**DATA LINES:**

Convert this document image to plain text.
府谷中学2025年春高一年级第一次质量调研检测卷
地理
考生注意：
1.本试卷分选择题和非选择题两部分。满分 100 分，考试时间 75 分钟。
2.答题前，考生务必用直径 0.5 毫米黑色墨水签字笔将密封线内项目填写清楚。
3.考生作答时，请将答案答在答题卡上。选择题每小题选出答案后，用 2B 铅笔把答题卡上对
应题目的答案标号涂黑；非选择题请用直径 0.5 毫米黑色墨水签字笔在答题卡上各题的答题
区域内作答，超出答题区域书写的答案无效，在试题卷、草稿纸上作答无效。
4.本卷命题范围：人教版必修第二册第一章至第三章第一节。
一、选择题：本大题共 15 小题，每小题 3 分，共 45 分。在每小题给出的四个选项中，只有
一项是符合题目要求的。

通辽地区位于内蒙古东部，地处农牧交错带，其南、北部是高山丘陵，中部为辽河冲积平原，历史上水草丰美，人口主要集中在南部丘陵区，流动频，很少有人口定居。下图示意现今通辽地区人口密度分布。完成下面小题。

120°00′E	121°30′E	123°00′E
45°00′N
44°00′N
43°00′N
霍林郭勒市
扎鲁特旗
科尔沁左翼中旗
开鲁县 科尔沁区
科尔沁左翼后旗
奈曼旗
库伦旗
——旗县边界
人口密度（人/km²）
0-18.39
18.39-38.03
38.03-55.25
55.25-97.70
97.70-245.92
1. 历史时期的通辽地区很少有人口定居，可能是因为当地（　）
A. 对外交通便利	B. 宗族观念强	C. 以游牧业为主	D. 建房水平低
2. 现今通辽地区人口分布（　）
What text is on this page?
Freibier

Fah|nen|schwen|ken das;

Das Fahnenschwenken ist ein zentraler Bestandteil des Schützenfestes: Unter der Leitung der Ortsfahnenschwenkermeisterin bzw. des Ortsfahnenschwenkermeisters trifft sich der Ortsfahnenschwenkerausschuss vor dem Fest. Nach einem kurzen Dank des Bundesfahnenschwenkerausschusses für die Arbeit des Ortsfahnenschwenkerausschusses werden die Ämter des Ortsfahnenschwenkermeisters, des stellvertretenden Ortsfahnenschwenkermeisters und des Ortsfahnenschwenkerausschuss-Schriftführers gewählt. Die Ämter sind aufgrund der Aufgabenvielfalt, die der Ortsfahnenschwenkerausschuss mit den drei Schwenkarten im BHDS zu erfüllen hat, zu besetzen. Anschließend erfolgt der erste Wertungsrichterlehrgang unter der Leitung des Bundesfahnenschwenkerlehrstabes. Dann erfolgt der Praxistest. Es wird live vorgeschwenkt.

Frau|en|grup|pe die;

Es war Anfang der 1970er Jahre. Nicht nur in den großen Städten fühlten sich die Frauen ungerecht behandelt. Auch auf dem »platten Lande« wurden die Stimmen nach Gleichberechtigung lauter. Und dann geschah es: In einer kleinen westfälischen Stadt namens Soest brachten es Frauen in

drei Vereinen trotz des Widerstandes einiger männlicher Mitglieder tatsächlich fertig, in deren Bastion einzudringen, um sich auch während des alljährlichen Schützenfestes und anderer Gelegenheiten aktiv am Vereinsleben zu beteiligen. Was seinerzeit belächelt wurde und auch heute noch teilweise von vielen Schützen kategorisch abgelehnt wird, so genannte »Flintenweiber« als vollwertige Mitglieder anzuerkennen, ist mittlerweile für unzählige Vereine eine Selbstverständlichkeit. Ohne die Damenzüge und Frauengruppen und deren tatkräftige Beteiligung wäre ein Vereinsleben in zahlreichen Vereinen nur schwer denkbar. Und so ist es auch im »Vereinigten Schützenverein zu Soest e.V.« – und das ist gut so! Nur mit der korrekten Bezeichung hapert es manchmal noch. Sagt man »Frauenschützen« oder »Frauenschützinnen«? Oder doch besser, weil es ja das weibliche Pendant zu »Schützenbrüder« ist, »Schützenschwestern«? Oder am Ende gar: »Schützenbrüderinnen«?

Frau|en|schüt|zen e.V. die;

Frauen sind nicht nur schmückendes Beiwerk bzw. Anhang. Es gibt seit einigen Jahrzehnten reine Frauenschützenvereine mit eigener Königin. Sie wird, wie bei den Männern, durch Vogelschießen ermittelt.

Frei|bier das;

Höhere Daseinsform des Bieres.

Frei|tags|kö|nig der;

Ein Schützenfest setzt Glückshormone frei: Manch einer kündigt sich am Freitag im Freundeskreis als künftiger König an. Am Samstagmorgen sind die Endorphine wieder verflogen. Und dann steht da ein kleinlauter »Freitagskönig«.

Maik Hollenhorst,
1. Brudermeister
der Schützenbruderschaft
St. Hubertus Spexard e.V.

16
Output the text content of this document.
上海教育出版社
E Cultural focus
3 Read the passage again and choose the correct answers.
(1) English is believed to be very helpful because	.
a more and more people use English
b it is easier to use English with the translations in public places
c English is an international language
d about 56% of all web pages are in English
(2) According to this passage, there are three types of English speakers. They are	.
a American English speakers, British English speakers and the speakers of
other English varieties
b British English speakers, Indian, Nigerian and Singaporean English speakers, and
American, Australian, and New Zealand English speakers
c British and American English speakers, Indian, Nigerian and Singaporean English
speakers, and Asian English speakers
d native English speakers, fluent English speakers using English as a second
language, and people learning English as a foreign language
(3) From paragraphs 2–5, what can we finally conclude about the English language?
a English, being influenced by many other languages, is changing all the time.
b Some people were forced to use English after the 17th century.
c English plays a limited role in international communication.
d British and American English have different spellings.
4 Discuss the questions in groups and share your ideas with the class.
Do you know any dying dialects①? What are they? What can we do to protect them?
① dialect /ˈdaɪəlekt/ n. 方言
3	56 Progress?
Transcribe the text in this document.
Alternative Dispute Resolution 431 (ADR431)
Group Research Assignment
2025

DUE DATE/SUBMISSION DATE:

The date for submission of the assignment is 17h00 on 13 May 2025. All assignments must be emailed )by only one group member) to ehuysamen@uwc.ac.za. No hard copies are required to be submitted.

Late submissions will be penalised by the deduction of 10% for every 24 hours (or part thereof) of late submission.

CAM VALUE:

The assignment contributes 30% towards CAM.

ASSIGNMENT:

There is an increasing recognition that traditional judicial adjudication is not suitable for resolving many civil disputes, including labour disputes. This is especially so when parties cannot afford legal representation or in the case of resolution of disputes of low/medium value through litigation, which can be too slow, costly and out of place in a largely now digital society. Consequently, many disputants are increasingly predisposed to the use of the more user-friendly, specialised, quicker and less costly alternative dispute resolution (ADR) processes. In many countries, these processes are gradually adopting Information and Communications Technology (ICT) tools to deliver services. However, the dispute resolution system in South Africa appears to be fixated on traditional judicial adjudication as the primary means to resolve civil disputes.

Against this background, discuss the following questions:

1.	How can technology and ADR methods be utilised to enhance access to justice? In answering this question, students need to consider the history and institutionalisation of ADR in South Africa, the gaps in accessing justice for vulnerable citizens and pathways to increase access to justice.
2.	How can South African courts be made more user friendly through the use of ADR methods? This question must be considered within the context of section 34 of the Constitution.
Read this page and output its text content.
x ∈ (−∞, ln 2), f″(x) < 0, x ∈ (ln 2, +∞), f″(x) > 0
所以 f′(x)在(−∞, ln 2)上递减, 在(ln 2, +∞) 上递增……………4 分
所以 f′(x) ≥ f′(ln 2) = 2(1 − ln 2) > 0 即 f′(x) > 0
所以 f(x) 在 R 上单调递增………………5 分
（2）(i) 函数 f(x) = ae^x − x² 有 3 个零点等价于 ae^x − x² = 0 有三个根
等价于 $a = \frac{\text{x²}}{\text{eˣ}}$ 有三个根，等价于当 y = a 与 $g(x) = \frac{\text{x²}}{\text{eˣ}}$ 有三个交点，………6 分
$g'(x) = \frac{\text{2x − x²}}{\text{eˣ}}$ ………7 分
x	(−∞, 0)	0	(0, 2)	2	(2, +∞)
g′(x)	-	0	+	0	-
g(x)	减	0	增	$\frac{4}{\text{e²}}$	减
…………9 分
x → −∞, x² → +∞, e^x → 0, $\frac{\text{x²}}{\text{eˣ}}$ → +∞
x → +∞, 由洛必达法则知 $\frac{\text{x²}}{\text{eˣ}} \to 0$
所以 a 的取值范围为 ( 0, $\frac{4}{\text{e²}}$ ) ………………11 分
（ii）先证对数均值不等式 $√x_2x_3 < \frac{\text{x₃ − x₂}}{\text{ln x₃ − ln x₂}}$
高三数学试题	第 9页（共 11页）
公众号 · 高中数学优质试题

**WORK REQUIRED:** Gather every line from the listing above in which "Read" appears, and copy those lines.

**OUTPUT OF THE EXERCISE:**
3 Read the passage again and choose the correct answers.
Read this page and output its text content.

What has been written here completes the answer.